Brasília - A discussão sobre o aumento dos salários dos deputados e senadores por pouco não transformou a solenidade oficial da entrega da reforma sindical ao Congresso num fiasco. O ministro do Trabalho, Ricardo Berzoini, o chefe da Secretaria de Coordenação Política e Assuntos Institucionais da Presidência da República, Aldo Rebelo, e os presidentes de quatro centrais sindicais e cinco confederações de empresários esperaram pelo presidente do Congresso, senador Renan Calheiros (PMDB-AL), no gabinete dele, por mais de duas horas. Calheiros não compareceu e o atraso provocou a ira dos sindicalistas, que vaiaram a chegada do presidente da Câmara, Severino Cavalcanti (PP-PE), ao Auditório Nereu Ramos, para onde estava marcada a cerimônia.
''Eles preferem discutir o aumento do próprio salário'', disse o presidente da Social Democracia Sindical (SDS), Enilson Simão de Moura, mais conhecido como ''Alemão'', enquanto se dirigia para o local da solenidade. O presidente da Força Sindical, Paulo Pereira da Silva, o Paulinho, disse que o episódio era um ''desrespeito aos trabalhadores'', que desde o início da tarde lotavam o auditório. Berzoini não disse nada, mas era visível o constrangimento. As audiências para a solenidade foram acertadas com antecedência, com o governo empenhando-se em demonstrar para os parlamentares a prioridade que a reforma tem na pauta de votações deste ano.

- Dados do exercício -
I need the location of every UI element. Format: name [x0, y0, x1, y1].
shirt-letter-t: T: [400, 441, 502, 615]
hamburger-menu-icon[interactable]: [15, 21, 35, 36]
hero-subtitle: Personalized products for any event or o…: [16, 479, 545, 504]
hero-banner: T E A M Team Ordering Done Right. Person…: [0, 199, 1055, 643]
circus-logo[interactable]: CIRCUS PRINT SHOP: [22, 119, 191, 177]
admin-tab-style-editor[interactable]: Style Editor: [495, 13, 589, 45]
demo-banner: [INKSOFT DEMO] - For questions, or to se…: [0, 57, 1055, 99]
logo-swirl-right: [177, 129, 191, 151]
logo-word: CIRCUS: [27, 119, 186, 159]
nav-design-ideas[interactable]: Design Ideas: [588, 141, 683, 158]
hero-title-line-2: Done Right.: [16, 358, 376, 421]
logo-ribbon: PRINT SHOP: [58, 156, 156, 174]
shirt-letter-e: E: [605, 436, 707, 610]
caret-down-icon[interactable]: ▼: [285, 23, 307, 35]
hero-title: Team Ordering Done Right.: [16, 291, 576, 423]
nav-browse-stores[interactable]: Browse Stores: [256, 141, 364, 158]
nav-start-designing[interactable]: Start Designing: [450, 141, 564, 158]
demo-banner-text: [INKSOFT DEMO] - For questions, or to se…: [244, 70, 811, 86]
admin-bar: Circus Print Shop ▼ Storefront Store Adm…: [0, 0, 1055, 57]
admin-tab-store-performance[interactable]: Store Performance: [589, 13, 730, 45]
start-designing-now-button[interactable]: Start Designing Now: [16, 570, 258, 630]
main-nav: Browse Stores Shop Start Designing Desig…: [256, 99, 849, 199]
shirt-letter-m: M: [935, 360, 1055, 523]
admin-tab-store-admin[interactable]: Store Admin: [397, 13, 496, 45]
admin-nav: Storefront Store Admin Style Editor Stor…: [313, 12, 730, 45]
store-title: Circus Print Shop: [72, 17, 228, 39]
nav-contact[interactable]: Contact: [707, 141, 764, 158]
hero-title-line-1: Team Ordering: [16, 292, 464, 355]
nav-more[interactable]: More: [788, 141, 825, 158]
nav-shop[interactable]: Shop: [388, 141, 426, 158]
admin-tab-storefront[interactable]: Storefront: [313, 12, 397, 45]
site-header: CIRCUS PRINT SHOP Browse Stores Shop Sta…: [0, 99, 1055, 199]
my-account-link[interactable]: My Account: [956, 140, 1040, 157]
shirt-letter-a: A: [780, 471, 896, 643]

- Lista de tarefas -
[1] Reescreva de forma mais breve o parágrafo do trecho que começa com "Brasília - A discussão", mantendo os fatos principais.
[2] Reproduza a parte do trecho que começa em "Brasília - A" e termina em "marcada a cerimônia.".
Os registros vêm de outra fonte.

- Respostas fornecidas -
[1] A discussão sobre o aumento dos salários de deputados e senadores quase transformou em fiasco a entrega oficial da reforma sindical ao Congresso. O ministro do Trabalho, Ricardo Berzoini, o chefe da Secretaria de Coordenação Política, Aldo Rebelo, e os presidentes de quatro centrais sindicais e cinco confederações de empresários esperaram por mais de duas horas no gabinete do presidente do Congresso, senador Renan Calheiros. Calheiros não compareceu. Irritados com o atraso, os sindicalistas vaiaram a chegada do presidente da Câmara, Severino Cavalcanti, ao Auditório Nereu Ramos, onde estava marcada a cerimônia.

[2]
Brasília - A discussão sobre o aumento dos salários dos deputados e senadores por pouco não transformou a solenidade oficial da entrega da reforma sindical ao Congresso num fiasco. O ministro do Trabalho, Ricardo Berzoini, o chefe da Secretaria de Coordenação Política e Assuntos Institucionais da Presidência da República, Aldo Rebelo, e os presidentes de quatro centrais sindicais e cinco confederações de empresários esperaram pelo presidente do Congresso, senador Renan Calheiros (PMDB-AL), no gabinete dele, por mais de duas horas. Calheiros não compareceu e o atraso provocou a ira dos sindicalistas, que vaiaram a chegada do presidente da Câmara, Severino Cavalcanti (PP-PE), ao Auditório Nereu Ramos, para onde estava marcada a cerimônia.